▶ [Exercise brief]
Copy each line that has the string "JSON" somewhere in it.

-------- Task data --------

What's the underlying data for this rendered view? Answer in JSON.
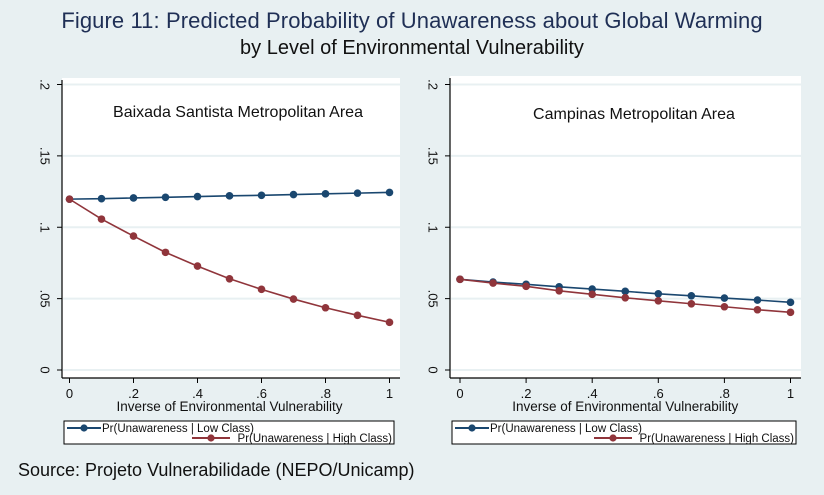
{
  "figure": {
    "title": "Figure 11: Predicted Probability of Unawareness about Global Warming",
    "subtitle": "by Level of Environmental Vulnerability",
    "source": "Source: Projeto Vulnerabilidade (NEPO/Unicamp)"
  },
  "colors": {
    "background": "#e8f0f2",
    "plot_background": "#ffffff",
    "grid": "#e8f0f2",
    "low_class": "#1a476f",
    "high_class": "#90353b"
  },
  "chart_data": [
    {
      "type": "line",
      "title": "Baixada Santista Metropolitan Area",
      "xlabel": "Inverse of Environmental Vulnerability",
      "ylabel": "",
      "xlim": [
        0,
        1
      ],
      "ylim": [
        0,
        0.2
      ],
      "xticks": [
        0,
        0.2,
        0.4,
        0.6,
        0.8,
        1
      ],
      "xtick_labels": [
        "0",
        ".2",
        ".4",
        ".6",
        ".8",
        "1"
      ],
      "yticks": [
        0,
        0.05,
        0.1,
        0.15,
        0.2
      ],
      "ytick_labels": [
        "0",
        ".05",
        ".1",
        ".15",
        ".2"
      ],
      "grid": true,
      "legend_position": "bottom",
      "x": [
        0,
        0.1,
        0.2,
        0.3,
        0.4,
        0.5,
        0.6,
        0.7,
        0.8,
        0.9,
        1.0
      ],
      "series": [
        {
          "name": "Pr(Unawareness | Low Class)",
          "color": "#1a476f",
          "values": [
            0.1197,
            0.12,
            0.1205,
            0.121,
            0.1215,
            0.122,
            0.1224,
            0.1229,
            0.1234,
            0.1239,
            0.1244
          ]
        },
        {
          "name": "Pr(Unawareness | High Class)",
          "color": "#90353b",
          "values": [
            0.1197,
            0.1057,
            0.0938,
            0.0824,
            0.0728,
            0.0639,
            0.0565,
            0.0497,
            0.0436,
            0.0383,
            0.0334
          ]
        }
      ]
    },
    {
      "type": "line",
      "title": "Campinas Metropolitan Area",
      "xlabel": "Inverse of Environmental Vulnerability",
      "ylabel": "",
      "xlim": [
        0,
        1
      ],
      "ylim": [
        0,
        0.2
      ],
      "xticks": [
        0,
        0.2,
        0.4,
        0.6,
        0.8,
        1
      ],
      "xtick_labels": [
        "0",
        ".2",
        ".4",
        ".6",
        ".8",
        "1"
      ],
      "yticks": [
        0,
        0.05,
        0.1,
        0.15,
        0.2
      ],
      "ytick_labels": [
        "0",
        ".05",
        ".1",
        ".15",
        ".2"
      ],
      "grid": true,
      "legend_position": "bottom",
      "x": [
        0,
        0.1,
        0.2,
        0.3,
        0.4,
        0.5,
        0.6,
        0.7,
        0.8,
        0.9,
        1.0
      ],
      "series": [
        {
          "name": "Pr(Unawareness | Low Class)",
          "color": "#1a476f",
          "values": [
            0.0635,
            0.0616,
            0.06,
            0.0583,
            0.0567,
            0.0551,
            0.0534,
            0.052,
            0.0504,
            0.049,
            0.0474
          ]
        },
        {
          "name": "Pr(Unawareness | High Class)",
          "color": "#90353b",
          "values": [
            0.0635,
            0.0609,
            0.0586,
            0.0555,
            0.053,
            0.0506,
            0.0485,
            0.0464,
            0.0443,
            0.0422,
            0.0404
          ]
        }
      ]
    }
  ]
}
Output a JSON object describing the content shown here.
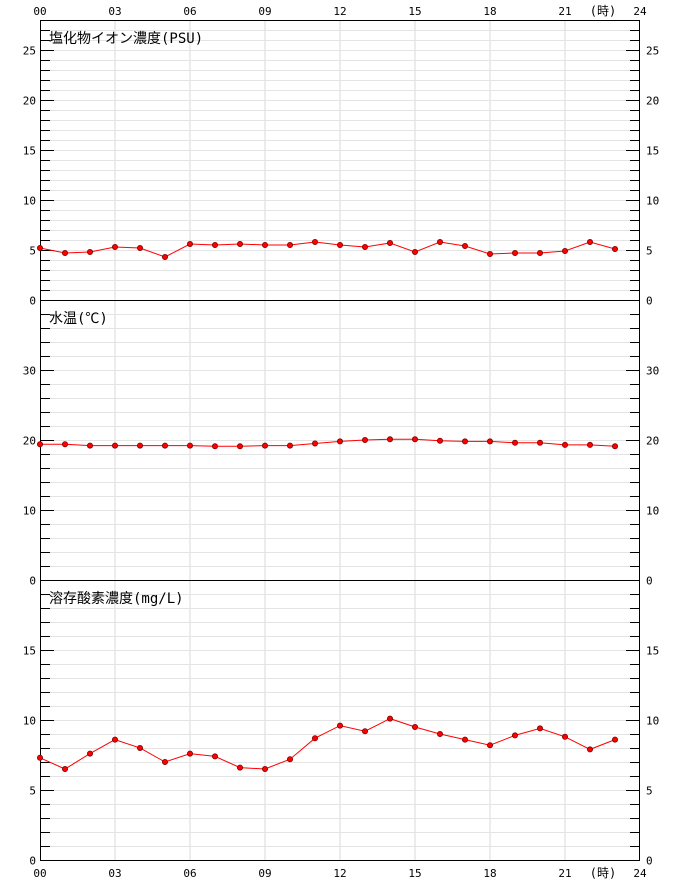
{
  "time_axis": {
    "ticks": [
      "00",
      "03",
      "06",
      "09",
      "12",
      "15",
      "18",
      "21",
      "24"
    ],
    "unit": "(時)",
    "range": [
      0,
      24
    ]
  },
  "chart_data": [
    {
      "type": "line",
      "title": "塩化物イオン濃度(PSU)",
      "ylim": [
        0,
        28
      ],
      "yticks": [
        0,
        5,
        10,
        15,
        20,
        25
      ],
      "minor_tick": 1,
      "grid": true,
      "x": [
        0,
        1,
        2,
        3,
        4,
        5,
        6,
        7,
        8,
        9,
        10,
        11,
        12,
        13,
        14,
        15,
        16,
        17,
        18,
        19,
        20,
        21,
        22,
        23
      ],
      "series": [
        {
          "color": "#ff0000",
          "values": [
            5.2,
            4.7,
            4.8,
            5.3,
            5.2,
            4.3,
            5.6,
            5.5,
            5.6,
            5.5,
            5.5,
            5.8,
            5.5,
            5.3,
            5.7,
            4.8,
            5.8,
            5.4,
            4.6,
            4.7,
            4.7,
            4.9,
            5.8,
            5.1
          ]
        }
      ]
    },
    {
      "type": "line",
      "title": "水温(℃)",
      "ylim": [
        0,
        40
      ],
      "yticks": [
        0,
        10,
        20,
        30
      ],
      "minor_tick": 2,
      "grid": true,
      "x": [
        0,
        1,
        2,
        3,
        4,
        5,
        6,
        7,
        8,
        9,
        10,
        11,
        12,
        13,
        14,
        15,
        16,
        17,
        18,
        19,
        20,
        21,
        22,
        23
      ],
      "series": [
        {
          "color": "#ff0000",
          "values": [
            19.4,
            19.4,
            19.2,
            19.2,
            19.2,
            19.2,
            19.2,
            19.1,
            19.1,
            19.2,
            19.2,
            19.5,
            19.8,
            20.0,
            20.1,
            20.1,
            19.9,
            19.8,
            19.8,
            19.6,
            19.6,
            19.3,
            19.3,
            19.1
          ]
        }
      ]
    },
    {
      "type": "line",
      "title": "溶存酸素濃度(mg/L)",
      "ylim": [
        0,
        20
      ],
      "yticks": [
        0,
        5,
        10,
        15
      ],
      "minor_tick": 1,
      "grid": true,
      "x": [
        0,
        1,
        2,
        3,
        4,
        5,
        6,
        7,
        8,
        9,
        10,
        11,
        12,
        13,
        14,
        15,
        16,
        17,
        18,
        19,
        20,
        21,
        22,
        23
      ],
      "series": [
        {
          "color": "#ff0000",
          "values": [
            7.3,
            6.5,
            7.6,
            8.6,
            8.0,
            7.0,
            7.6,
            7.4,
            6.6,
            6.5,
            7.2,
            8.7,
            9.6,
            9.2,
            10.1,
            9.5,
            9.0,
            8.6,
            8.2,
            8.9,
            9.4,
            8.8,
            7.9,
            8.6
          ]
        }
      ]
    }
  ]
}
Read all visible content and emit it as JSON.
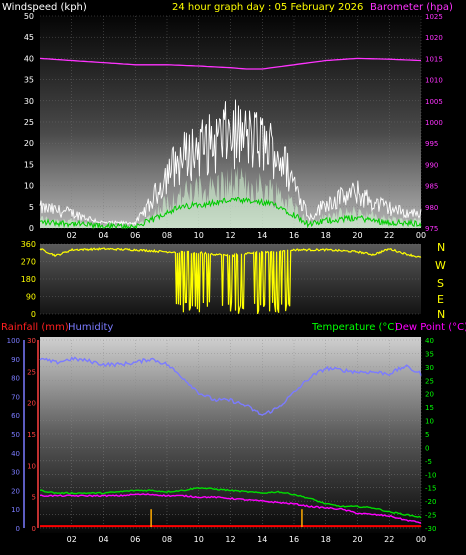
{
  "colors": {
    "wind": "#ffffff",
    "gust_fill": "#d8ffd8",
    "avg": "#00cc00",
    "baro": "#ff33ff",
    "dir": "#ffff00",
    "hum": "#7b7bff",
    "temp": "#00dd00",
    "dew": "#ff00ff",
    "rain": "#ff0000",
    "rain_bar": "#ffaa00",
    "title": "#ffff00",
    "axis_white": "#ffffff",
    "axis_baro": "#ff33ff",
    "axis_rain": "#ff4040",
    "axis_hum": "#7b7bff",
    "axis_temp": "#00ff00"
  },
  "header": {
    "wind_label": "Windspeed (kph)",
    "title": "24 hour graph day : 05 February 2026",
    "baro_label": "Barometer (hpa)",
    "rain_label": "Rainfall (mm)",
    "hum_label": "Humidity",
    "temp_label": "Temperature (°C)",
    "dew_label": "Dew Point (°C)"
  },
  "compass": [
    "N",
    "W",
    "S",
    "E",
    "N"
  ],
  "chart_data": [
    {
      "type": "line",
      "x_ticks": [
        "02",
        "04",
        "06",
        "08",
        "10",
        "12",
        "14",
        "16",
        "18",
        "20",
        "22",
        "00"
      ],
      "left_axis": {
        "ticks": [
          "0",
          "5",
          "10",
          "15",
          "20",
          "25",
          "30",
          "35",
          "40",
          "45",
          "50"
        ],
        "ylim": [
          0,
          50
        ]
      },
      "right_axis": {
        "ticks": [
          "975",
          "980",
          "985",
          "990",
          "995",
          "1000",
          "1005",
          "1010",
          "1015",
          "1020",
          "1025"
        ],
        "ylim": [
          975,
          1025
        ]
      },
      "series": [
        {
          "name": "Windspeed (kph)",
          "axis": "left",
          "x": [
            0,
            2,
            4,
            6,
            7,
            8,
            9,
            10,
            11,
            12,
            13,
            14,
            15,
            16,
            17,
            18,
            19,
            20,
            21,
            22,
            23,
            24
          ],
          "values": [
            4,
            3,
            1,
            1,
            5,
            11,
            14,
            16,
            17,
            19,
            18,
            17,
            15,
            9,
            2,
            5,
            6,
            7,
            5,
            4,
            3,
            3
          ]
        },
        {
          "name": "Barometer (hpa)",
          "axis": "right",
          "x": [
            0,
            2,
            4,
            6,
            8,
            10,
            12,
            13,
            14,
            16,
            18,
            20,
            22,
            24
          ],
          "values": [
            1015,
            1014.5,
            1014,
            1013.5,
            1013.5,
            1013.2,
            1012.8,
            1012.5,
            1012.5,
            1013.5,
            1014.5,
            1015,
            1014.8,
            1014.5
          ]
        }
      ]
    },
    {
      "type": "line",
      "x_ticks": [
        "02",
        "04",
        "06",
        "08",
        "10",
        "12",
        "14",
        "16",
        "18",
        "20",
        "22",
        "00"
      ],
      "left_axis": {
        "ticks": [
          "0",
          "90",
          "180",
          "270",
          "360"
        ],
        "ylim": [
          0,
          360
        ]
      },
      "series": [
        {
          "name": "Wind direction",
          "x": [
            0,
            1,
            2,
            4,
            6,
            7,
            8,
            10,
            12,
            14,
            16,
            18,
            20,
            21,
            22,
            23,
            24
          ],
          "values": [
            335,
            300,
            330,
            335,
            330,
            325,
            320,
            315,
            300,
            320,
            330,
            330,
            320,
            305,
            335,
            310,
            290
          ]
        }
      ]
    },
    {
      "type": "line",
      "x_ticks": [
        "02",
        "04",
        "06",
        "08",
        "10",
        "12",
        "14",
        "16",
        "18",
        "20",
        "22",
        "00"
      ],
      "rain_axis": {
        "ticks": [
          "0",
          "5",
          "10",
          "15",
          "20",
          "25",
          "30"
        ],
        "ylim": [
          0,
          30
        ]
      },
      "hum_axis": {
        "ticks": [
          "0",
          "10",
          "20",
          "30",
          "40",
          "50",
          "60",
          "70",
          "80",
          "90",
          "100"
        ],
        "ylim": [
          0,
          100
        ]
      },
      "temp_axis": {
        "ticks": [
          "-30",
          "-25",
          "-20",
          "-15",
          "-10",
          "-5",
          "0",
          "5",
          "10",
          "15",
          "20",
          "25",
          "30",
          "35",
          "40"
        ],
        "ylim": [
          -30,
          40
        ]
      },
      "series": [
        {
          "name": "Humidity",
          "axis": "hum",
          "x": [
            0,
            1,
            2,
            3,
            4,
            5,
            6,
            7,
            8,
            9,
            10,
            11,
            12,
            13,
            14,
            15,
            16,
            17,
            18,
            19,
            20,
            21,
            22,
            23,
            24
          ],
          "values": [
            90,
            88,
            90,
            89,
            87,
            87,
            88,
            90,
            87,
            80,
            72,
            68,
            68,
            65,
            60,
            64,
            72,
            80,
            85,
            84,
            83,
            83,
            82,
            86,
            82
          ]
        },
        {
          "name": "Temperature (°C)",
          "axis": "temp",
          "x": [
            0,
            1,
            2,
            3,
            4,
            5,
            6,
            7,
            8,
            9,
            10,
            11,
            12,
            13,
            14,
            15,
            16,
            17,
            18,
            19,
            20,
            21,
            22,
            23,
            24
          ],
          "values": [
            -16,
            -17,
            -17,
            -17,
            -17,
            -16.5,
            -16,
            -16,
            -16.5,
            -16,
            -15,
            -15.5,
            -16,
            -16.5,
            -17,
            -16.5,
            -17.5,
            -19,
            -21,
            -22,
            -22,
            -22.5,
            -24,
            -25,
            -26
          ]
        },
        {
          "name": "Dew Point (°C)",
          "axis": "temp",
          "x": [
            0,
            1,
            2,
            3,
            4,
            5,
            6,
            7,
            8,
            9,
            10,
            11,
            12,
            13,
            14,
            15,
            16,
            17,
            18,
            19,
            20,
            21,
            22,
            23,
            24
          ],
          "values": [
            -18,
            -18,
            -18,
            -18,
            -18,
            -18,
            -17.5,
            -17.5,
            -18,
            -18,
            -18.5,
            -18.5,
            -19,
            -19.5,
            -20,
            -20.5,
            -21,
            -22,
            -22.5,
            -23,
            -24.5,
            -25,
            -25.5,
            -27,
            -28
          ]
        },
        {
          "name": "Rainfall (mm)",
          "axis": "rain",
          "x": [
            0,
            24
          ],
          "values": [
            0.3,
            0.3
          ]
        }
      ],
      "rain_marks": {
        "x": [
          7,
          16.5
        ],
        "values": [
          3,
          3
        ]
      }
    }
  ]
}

--------

▶ [Task solution]
What's the underlying data for this rendered view? Answer in JSON.
Output a JSON object describing the content shown here.
Read all visible content and emit it as JSON.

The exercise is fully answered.